GOAL:
Below are some records; return each one exactly.
══ EXTRACTED MATERIAL
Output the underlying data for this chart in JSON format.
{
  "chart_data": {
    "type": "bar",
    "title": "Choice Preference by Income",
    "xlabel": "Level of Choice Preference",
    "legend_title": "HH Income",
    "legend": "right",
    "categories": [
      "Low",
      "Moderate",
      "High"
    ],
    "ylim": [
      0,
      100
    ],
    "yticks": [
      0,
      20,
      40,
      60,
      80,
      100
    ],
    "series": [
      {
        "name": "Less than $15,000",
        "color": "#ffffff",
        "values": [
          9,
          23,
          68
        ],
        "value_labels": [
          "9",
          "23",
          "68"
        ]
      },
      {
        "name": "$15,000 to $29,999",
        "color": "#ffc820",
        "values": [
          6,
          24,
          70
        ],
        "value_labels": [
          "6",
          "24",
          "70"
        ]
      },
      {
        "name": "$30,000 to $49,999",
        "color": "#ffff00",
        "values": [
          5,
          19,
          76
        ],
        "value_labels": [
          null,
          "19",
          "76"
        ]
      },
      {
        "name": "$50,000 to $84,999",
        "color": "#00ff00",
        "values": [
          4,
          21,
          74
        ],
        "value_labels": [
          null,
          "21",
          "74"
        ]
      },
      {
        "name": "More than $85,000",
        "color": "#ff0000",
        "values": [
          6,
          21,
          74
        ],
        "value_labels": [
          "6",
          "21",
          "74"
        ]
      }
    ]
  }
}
════
REPLY:
Output the underlying data for this chart in JSON format.
{
  "chart_data": {
    "type": "bar",
    "title": "Choice Preference by Income",
    "xlabel": "Level of Choice Preference",
    "legend_title": "HH Income",
    "legend": "right",
    "categories": [
      "Low",
      "Moderate",
      "High"
    ],
    "ylim": [
      0,
      100
    ],
    "yticks": [
      0,
      20,
      40,
      60,
      80,
      100
    ],
    "series": [
      {
        "name": "Less than $15,000",
        "color": "#ffffff",
        "values": [
          9,
          23,
          68
        ],
        "value_labels": [
          "9",
          "23",
          "68"
        ]
      },
      {
        "name": "$15,000 to $29,999",
        "color": "#ffc820",
        "values": [
          6,
          24,
          70
        ],
        "value_labels": [
          "6",
          "24",
          "70"
        ]
      },
      {
        "name": "$30,000 to $49,999",
        "color": "#ffff00",
        "values": [
          5,
          19,
          76
        ],
        "value_labels": [
          null,
          "19",
          "76"
        ]
      },
      {
        "name": "$50,000 to $84,999",
        "color": "#00ff00",
        "values": [
          4,
          21,
          74
        ],
        "value_labels": [
          null,
          "21",
          "74"
        ]
      },
      {
        "name": "More than $85,000",
        "color": "#ff0000",
        "values": [
          6,
          21,
          74
        ],
        "value_labels": [
          "6",
          "21",
          "74"
        ]
      }
    ]
  }
}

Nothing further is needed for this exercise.